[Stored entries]
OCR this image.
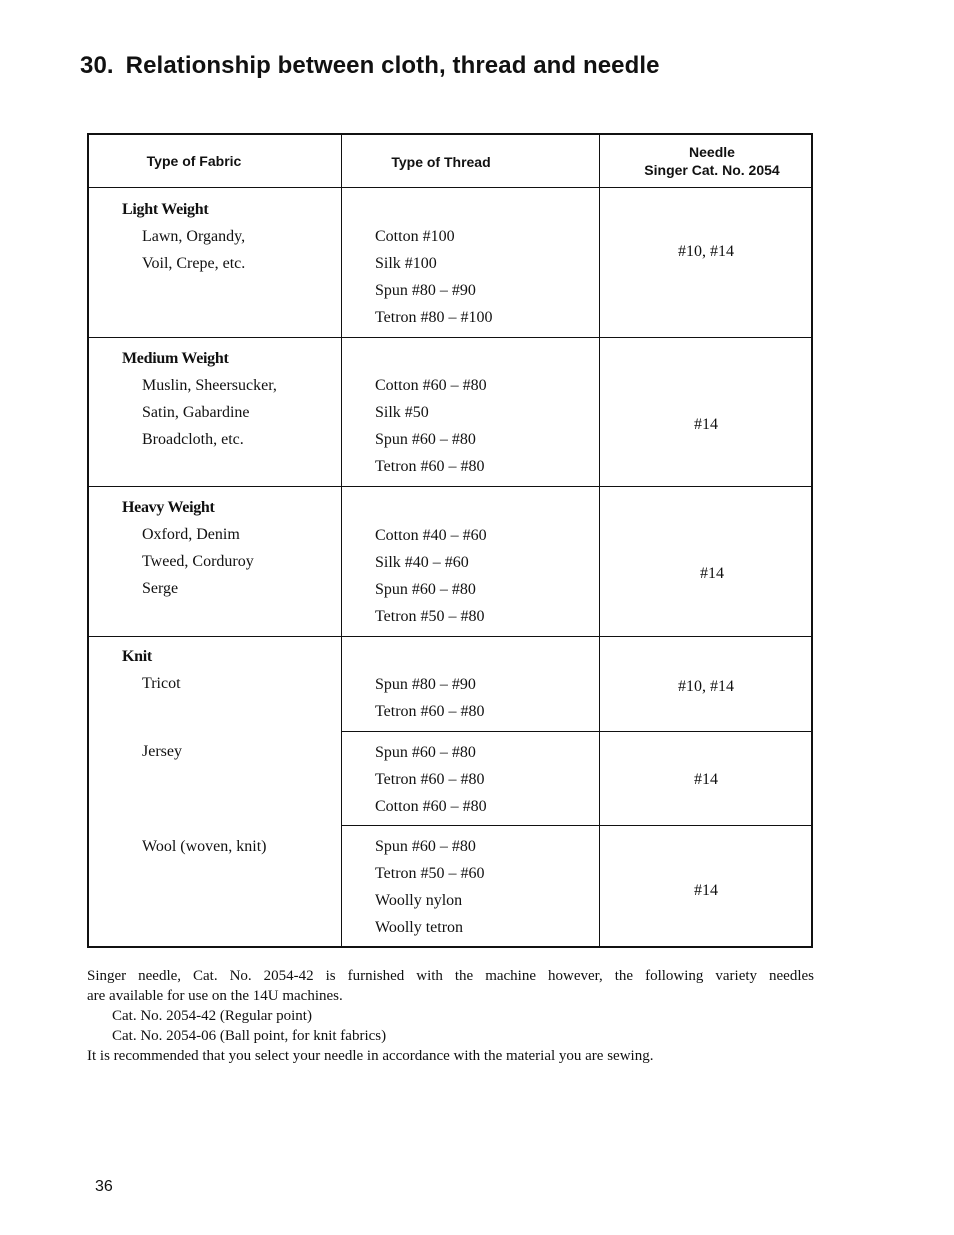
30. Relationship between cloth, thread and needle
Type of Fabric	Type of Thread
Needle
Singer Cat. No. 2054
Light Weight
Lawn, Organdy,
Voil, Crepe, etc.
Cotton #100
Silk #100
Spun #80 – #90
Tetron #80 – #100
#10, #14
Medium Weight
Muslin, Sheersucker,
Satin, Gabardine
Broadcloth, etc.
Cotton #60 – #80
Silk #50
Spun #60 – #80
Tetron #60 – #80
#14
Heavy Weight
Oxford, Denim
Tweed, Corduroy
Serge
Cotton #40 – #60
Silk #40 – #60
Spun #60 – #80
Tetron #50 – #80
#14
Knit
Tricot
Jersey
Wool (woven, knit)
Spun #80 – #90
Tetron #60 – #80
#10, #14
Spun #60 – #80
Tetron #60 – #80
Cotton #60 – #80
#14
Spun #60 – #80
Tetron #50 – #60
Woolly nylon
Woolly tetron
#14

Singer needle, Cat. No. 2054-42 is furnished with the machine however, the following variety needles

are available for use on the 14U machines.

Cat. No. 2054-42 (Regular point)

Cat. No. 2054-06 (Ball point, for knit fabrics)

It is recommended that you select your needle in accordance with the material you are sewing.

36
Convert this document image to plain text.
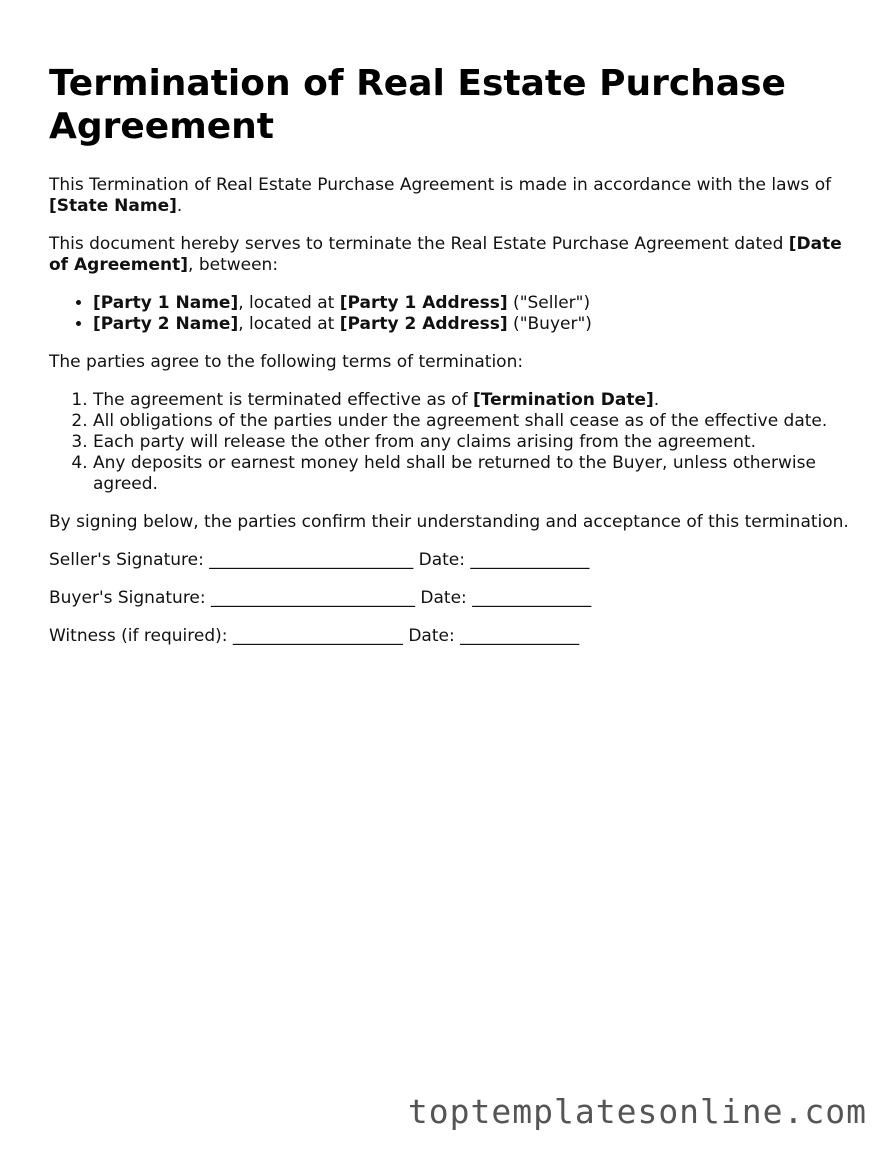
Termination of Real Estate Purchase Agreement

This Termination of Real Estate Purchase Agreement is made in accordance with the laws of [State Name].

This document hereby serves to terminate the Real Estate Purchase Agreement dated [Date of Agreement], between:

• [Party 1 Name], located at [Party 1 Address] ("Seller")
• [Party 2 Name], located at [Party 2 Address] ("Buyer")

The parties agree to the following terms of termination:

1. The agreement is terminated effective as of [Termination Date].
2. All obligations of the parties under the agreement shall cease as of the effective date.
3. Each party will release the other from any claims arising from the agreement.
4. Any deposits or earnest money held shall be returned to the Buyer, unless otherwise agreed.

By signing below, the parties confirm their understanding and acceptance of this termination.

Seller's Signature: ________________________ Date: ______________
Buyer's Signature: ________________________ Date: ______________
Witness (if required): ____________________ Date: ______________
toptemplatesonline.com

DIRECTION -
From the material, report only how many lines include the word "Purchase".

WRITTEN RESPONSE -
3